WHAT TO DO
How many lines in the listing below include the word "name"? Answer with the number and nothing else.

MATERIAL SHOWN
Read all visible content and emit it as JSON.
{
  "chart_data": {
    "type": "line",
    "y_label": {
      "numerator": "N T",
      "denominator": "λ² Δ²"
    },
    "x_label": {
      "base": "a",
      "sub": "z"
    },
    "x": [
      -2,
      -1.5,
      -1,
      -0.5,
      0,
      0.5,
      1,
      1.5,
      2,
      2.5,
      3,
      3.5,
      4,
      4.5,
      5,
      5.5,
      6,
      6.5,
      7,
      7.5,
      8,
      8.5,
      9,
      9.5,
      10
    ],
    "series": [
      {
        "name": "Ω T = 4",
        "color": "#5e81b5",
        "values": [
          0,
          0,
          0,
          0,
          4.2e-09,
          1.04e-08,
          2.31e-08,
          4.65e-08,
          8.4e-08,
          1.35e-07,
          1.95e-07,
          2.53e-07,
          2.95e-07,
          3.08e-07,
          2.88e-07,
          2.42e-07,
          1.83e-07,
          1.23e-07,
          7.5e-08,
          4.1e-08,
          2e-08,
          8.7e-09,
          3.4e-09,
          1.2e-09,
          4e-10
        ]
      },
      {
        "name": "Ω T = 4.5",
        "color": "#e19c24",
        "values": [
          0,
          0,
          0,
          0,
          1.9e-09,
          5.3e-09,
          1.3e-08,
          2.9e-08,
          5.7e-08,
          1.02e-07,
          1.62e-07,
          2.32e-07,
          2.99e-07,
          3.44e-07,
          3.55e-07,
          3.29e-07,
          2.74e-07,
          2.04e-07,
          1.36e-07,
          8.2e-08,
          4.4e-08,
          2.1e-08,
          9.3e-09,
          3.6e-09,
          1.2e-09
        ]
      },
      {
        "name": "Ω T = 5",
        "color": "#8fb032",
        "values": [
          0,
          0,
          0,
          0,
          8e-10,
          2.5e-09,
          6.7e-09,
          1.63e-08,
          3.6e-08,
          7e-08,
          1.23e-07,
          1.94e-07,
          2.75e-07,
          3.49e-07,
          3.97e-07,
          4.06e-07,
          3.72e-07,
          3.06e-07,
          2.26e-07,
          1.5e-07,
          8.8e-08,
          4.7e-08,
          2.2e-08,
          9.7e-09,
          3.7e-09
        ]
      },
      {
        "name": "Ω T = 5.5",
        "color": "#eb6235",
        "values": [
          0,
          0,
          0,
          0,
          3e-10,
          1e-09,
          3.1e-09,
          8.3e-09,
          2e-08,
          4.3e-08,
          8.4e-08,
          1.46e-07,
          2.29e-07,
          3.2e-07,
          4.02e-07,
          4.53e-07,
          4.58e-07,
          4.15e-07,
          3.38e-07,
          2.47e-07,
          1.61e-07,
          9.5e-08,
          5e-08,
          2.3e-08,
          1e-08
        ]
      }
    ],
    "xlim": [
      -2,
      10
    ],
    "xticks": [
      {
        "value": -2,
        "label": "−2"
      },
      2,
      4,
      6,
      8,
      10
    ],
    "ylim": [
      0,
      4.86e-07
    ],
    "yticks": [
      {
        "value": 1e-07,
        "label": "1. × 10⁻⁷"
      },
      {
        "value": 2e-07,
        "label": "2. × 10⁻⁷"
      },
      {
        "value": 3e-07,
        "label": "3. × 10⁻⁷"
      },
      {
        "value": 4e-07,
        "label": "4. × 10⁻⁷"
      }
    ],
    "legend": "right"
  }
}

SOLUTION FOR THIS EXERCISE
4